Work required: Without the pictures, set down every line of the data exactly.

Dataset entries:
========

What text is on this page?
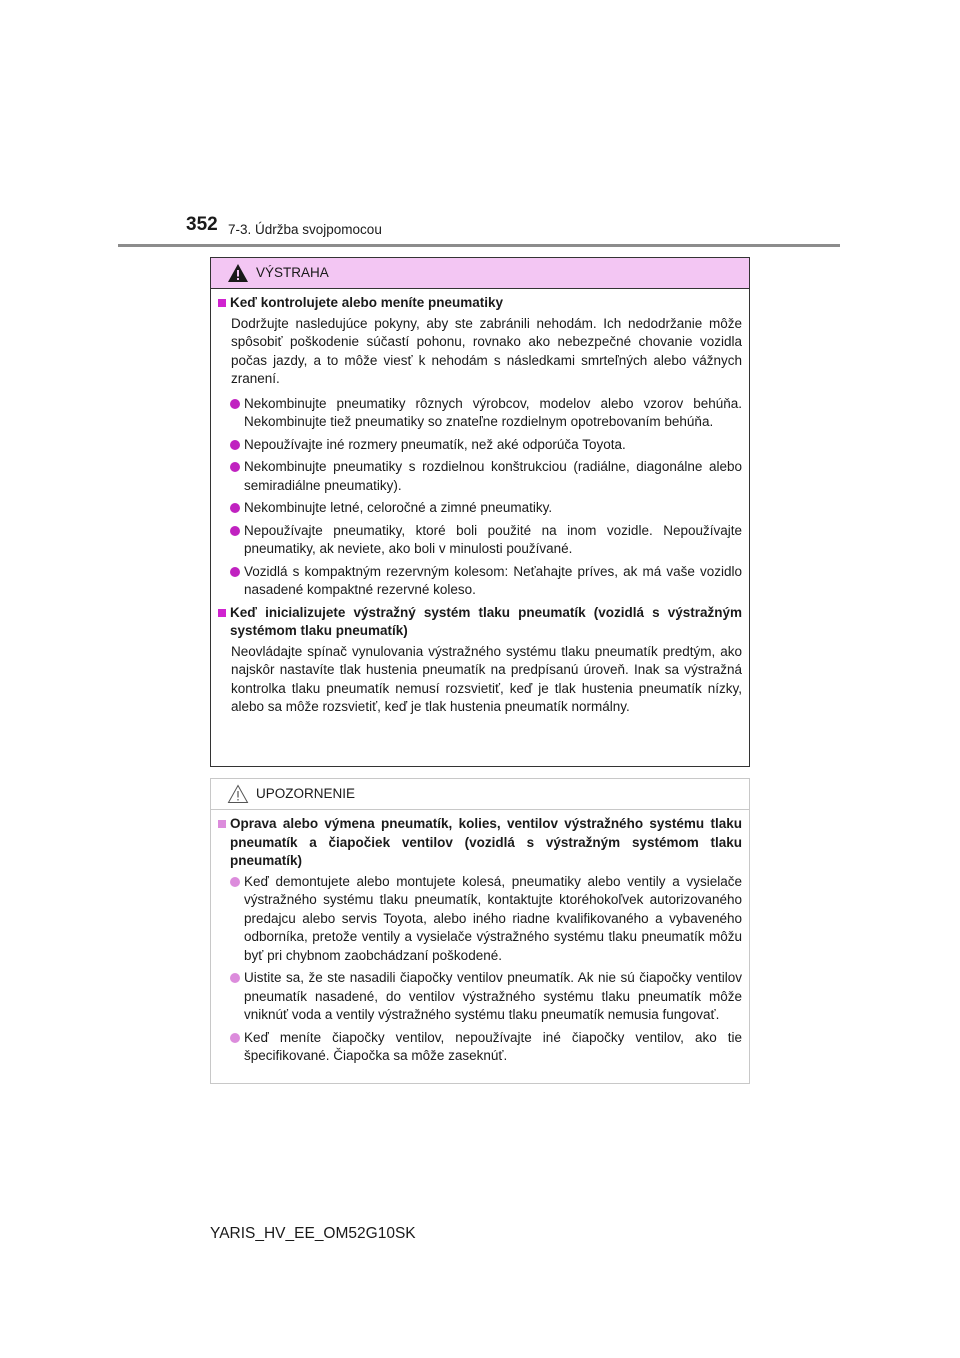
352 7-3. Údržba svojpomocou
VÝSTRAHA
Keď kontrolujete alebo meníte pneumatiky
Dodržujte nasledujúce pokyny, aby ste zabránili nehodám. Ich nedodržanie môže spôsobiť poškodenie súčastí pohonu, rovnako ako nebezpečné chovanie vozidla počas jazdy, a to môže viesť k nehodám s následkami smrteľných alebo vážnych zranení.
Nekombinujte pneumatiky rôznych výrobcov, modelov alebo vzorov behúňa. Nekombinujte tiež pneumatiky so znateľne rozdielnym opotrebovaním behúňa.
Nepoužívajte iné rozmery pneumatík, než aké odporúča Toyota.
Nekombinujte pneumatiky s rozdielnou konštrukciou (radiálne, diagonálne alebo semiradiálne pneumatiky).
Nekombinujte letné, celoročné a zimné pneumatiky.
Nepoužívajte pneumatiky, ktoré boli použité na inom vozidle. Nepoužívajte pneumatiky, ak neviete, ako boli v minulosti používané.
Vozidlá s kompaktným rezervným kolesom: Neťahajte príves, ak má vaše vozidlo nasadené kompaktné rezervné koleso.
Keď inicializujete výstražný systém tlaku pneumatík (vozidlá s výstražným systémom tlaku pneumatík)
Neovládajte spínač vynulovania výstražného systému tlaku pneumatík predtým, ako najskôr nastavíte tlak hustenia pneumatík na predpísanú úroveň. Inak sa výstražná kontrolka tlaku pneumatík nemusí rozsvietiť, keď je tlak hustenia pneumatík nízky, alebo sa môže rozsvietiť, keď je tlak hustenia pneumatík normálny.
UPOZORNENIE
Oprava alebo výmena pneumatík, kolies, ventilov výstražného systému tlaku pneumatík a čiapočiek ventilov (vozidlá s výstražným systémom tlaku pneumatík)
Keď demontujete alebo montujete kolesá, pneumatiky alebo ventily a vysielače výstražného systému tlaku pneumatík, kontaktujte ktoréhokoľvek autorizovaného predajcu alebo servis Toyota, alebo iného riadne kvalifikovaného a vybaveného odborníka, pretože ventily a vysielače výstražného systému tlaku pneumatík môžu byť pri chybnom zaobchádzaní poškodené.
Uistite sa, že ste nasadili čiapočky ventilov pneumatík. Ak nie sú čiapočky ventilov pneumatík nasadené, do ventilov výstražného systému tlaku pneumatík môže vniknúť voda a ventily výstražného systému tlaku pneumatík nemusia fungovať.
Keď meníte čiapočky ventilov, nepoužívajte iné čiapočky ventilov, ako tie špecifikované. Čiapočka sa môže zaseknúť.
YARIS_HV_EE_OM52G10SK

========

Answer for this exercise:
What text is on this page?
352 7-3. Údržba svojpomocou
VÝSTRAHA
Keď kontrolujete alebo meníte pneumatiky
Dodržujte nasledujúce pokyny, aby ste zabránili nehodám. Ich nedodržanie môže spôsobiť poškodenie súčastí pohonu, rovnako ako nebezpečné chovanie vozidla počas jazdy, a to môže viesť k nehodám s následkami smrteľných alebo vážnych zranení.
Nekombinujte pneumatiky rôznych výrobcov, modelov alebo vzorov behúňa. Nekombinujte tiež pneumatiky so znateľne rozdielnym opotrebovaním behúňa.
Nepoužívajte iné rozmery pneumatík, než aké odporúča Toyota.
Nekombinujte pneumatiky s rozdielnou konštrukciou (radiálne, diagonálne alebo semiradiálne pneumatiky).
Nekombinujte letné, celoročné a zimné pneumatiky.
Nepoužívajte pneumatiky, ktoré boli použité na inom vozidle. Nepoužívajte pneumatiky, ak neviete, ako boli v minulosti používané.
Vozidlá s kompaktným rezervným kolesom: Neťahajte príves, ak má vaše vozidlo nasadené kompaktné rezervné koleso.
Keď inicializujete výstražný systém tlaku pneumatík (vozidlá s výstražným systémom tlaku pneumatík)
Neovládajte spínač vynulovania výstražného systému tlaku pneumatík predtým, ako najskôr nastavíte tlak hustenia pneumatík na predpísanú úroveň. Inak sa výstražná kontrolka tlaku pneumatík nemusí rozsvietiť, keď je tlak hustenia pneumatík nízky, alebo sa môže rozsvietiť, keď je tlak hustenia pneumatík normálny.
UPOZORNENIE
Oprava alebo výmena pneumatík, kolies, ventilov výstražného systému tlaku pneumatík a čiapočiek ventilov (vozidlá s výstražným systémom tlaku pneumatík)
Keď demontujete alebo montujete kolesá, pneumatiky alebo ventily a vysielače výstražného systému tlaku pneumatík, kontaktujte ktoréhokoľvek autorizovaného predajcu alebo servis Toyota, alebo iného riadne kvalifikovaného a vybaveného odborníka, pretože ventily a vysielače výstražného systému tlaku pneumatík môžu byť pri chybnom zaobchádzaní poškodené.
Uistite sa, že ste nasadili čiapočky ventilov pneumatík. Ak nie sú čiapočky ventilov pneumatík nasadené, do ventilov výstražného systému tlaku pneumatík môže vniknúť voda a ventily výstražného systému tlaku pneumatík nemusia fungovať.
Keď meníte čiapočky ventilov, nepoužívajte iné čiapočky ventilov, ako tie špecifikované. Čiapočka sa môže zaseknúť.
YARIS_HV_EE_OM52G10SK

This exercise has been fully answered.